• [Data to use]:
########################################
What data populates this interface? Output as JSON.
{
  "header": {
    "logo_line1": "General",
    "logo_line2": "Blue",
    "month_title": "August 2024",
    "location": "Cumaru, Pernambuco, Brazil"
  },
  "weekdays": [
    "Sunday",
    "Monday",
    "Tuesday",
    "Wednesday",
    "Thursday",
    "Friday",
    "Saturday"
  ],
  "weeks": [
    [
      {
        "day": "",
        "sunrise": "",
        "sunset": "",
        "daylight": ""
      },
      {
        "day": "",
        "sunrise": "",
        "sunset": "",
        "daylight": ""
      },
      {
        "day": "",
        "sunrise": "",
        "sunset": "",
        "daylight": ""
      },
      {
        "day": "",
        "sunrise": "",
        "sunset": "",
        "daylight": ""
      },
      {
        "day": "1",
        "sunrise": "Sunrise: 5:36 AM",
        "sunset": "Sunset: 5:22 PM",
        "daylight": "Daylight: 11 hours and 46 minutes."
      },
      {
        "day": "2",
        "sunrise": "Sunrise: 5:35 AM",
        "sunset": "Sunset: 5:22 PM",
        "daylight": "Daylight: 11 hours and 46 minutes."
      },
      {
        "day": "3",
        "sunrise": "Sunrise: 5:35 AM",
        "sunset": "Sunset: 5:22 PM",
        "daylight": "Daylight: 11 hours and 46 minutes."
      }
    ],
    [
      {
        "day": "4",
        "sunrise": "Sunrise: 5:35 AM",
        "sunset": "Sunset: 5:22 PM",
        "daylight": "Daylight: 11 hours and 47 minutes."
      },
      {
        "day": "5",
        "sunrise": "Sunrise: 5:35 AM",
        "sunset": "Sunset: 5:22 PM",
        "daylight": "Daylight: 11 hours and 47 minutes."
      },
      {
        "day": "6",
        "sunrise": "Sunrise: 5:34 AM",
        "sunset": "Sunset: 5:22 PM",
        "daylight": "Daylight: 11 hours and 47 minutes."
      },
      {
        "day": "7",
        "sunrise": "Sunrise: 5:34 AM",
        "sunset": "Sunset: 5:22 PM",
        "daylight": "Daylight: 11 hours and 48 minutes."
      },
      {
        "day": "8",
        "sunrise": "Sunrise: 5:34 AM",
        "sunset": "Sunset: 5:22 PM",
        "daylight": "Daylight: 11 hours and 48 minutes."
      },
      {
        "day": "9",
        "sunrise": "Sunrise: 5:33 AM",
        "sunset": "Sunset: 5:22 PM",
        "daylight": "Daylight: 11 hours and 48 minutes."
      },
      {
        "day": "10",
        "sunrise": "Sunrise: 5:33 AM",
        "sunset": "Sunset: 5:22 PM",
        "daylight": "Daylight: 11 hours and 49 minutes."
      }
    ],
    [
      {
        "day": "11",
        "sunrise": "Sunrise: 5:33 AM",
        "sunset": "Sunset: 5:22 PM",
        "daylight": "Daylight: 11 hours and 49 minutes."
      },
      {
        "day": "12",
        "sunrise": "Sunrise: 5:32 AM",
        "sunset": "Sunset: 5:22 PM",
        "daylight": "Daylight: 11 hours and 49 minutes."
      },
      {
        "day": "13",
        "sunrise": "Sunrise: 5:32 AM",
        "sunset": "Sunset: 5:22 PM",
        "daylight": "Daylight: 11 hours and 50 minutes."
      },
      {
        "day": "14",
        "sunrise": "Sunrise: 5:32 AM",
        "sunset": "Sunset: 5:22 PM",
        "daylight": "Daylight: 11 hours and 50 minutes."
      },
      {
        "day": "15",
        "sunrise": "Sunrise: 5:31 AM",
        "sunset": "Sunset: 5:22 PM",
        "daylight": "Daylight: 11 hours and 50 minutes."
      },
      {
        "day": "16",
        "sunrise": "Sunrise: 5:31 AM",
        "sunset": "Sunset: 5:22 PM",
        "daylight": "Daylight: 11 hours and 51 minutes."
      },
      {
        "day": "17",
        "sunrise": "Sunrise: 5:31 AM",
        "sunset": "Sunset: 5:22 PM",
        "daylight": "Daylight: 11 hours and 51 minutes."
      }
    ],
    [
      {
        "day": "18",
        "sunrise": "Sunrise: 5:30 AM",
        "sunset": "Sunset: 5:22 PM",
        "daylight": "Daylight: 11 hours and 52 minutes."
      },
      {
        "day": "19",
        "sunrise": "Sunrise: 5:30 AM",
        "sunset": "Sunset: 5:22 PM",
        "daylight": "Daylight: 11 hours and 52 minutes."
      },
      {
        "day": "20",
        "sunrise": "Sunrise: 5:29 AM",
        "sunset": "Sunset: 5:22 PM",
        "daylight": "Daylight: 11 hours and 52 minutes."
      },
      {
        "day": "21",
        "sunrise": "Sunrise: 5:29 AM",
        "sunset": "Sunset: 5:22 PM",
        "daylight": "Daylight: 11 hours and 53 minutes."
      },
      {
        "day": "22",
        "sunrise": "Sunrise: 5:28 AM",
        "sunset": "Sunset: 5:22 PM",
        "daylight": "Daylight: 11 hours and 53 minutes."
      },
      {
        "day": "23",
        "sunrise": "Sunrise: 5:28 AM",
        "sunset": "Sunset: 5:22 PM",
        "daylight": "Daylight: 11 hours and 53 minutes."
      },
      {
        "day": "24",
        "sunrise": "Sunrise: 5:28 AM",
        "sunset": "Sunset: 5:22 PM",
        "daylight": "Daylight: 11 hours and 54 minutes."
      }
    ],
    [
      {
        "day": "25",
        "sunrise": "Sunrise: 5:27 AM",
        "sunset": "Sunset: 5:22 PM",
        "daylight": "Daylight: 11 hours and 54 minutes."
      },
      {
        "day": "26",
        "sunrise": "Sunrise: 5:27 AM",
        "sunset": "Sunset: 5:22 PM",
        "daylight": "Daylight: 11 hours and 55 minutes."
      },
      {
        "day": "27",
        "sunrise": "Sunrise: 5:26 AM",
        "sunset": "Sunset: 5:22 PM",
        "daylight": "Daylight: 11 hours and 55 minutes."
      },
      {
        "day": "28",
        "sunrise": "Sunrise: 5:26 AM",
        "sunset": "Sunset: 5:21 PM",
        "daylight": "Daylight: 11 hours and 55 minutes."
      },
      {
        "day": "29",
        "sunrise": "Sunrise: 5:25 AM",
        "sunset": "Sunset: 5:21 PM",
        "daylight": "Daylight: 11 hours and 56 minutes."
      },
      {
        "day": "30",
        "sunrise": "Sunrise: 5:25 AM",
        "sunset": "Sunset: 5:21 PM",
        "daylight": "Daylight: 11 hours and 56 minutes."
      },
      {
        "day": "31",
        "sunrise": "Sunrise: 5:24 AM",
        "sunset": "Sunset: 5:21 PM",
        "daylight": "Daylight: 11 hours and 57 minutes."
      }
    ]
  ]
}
########################################
• [Stated task]: Can you reproduce all the material exactly?

• [Problem solution]:
What data populates this interface? Output as JSON.
{
  "header": {
    "logo_line1": "General",
    "logo_line2": "Blue",
    "month_title": "August 2024",
    "location": "Cumaru, Pernambuco, Brazil"
  },
  "weekdays": [
    "Sunday",
    "Monday",
    "Tuesday",
    "Wednesday",
    "Thursday",
    "Friday",
    "Saturday"
  ],
  "weeks": [
    [
      {
        "day": "",
        "sunrise": "",
        "sunset": "",
        "daylight": ""
      },
      {
        "day": "",
        "sunrise": "",
        "sunset": "",
        "daylight": ""
      },
      {
        "day": "",
        "sunrise": "",
        "sunset": "",
        "daylight": ""
      },
      {
        "day": "",
        "sunrise": "",
        "sunset": "",
        "daylight": ""
      },
      {
        "day": "1",
        "sunrise": "Sunrise: 5:36 AM",
        "sunset": "Sunset: 5:22 PM",
        "daylight": "Daylight: 11 hours and 46 minutes."
      },
      {
        "day": "2",
        "sunrise": "Sunrise: 5:35 AM",
        "sunset": "Sunset: 5:22 PM",
        "daylight": "Daylight: 11 hours and 46 minutes."
      },
      {
        "day": "3",
        "sunrise": "Sunrise: 5:35 AM",
        "sunset": "Sunset: 5:22 PM",
        "daylight": "Daylight: 11 hours and 46 minutes."
      }
    ],
    [
      {
        "day": "4",
        "sunrise": "Sunrise: 5:35 AM",
        "sunset": "Sunset: 5:22 PM",
        "daylight": "Daylight: 11 hours and 47 minutes."
      },
      {
        "day": "5",
        "sunrise": "Sunrise: 5:35 AM",
        "sunset": "Sunset: 5:22 PM",
        "daylight": "Daylight: 11 hours and 47 minutes."
      },
      {
        "day": "6",
        "sunrise": "Sunrise: 5:34 AM",
        "sunset": "Sunset: 5:22 PM",
        "daylight": "Daylight: 11 hours and 47 minutes."
      },
      {
        "day": "7",
        "sunrise": "Sunrise: 5:34 AM",
        "sunset": "Sunset: 5:22 PM",
        "daylight": "Daylight: 11 hours and 48 minutes."
      },
      {
        "day": "8",
        "sunrise": "Sunrise: 5:34 AM",
        "sunset": "Sunset: 5:22 PM",
        "daylight": "Daylight: 11 hours and 48 minutes."
      },
      {
        "day": "9",
        "sunrise": "Sunrise: 5:33 AM",
        "sunset": "Sunset: 5:22 PM",
        "daylight": "Daylight: 11 hours and 48 minutes."
      },
      {
        "day": "10",
        "sunrise": "Sunrise: 5:33 AM",
        "sunset": "Sunset: 5:22 PM",
        "daylight": "Daylight: 11 hours and 49 minutes."
      }
    ],
    [
      {
        "day": "11",
        "sunrise": "Sunrise: 5:33 AM",
        "sunset": "Sunset: 5:22 PM",
        "daylight": "Daylight: 11 hours and 49 minutes."
      },
      {
        "day": "12",
        "sunrise": "Sunrise: 5:32 AM",
        "sunset": "Sunset: 5:22 PM",
        "daylight": "Daylight: 11 hours and 49 minutes."
      },
      {
        "day": "13",
        "sunrise": "Sunrise: 5:32 AM",
        "sunset": "Sunset: 5:22 PM",
        "daylight": "Daylight: 11 hours and 50 minutes."
      },
      {
        "day": "14",
        "sunrise": "Sunrise: 5:32 AM",
        "sunset": "Sunset: 5:22 PM",
        "daylight": "Daylight: 11 hours and 50 minutes."
      },
      {
        "day": "15",
        "sunrise": "Sunrise: 5:31 AM",
        "sunset": "Sunset: 5:22 PM",
        "daylight": "Daylight: 11 hours and 50 minutes."
      },
      {
        "day": "16",
        "sunrise": "Sunrise: 5:31 AM",
        "sunset": "Sunset: 5:22 PM",
        "daylight": "Daylight: 11 hours and 51 minutes."
      },
      {
        "day": "17",
        "sunrise": "Sunrise: 5:31 AM",
        "sunset": "Sunset: 5:22 PM",
        "daylight": "Daylight: 11 hours and 51 minutes."
      }
    ],
    [
      {
        "day": "18",
        "sunrise": "Sunrise: 5:30 AM",
        "sunset": "Sunset: 5:22 PM",
        "daylight": "Daylight: 11 hours and 52 minutes."
      },
      {
        "day": "19",
        "sunrise": "Sunrise: 5:30 AM",
        "sunset": "Sunset: 5:22 PM",
        "daylight": "Daylight: 11 hours and 52 minutes."
      },
      {
        "day": "20",
        "sunrise": "Sunrise: 5:29 AM",
        "sunset": "Sunset: 5:22 PM",
        "daylight": "Daylight: 11 hours and 52 minutes."
      },
      {
        "day": "21",
        "sunrise": "Sunrise: 5:29 AM",
        "sunset": "Sunset: 5:22 PM",
        "daylight": "Daylight: 11 hours and 53 minutes."
      },
      {
        "day": "22",
        "sunrise": "Sunrise: 5:28 AM",
        "sunset": "Sunset: 5:22 PM",
        "daylight": "Daylight: 11 hours and 53 minutes."
      },
      {
        "day": "23",
        "sunrise": "Sunrise: 5:28 AM",
        "sunset": "Sunset: 5:22 PM",
        "daylight": "Daylight: 11 hours and 53 minutes."
      },
      {
        "day": "24",
        "sunrise": "Sunrise: 5:28 AM",
        "sunset": "Sunset: 5:22 PM",
        "daylight": "Daylight: 11 hours and 54 minutes."
      }
    ],
    [
      {
        "day": "25",
        "sunrise": "Sunrise: 5:27 AM",
        "sunset": "Sunset: 5:22 PM",
        "daylight": "Daylight: 11 hours and 54 minutes."
      },
      {
        "day": "26",
        "sunrise": "Sunrise: 5:27 AM",
        "sunset": "Sunset: 5:22 PM",
        "daylight": "Daylight: 11 hours and 55 minutes."
      },
      {
        "day": "27",
        "sunrise": "Sunrise: 5:26 AM",
        "sunset": "Sunset: 5:22 PM",
        "daylight": "Daylight: 11 hours and 55 minutes."
      },
      {
        "day": "28",
        "sunrise": "Sunrise: 5:26 AM",
        "sunset": "Sunset: 5:21 PM",
        "daylight": "Daylight: 11 hours and 55 minutes."
      },
      {
        "day": "29",
        "sunrise": "Sunrise: 5:25 AM",
        "sunset": "Sunset: 5:21 PM",
        "daylight": "Daylight: 11 hours and 56 minutes."
      },
      {
        "day": "30",
        "sunrise": "Sunrise: 5:25 AM",
        "sunset": "Sunset: 5:21 PM",
        "daylight": "Daylight: 11 hours and 56 minutes."
      },
      {
        "day": "31",
        "sunrise": "Sunrise: 5:24 AM",
        "sunset": "Sunset: 5:21 PM",
        "daylight": "Daylight: 11 hours and 57 minutes."
      }
    ]
  ]
}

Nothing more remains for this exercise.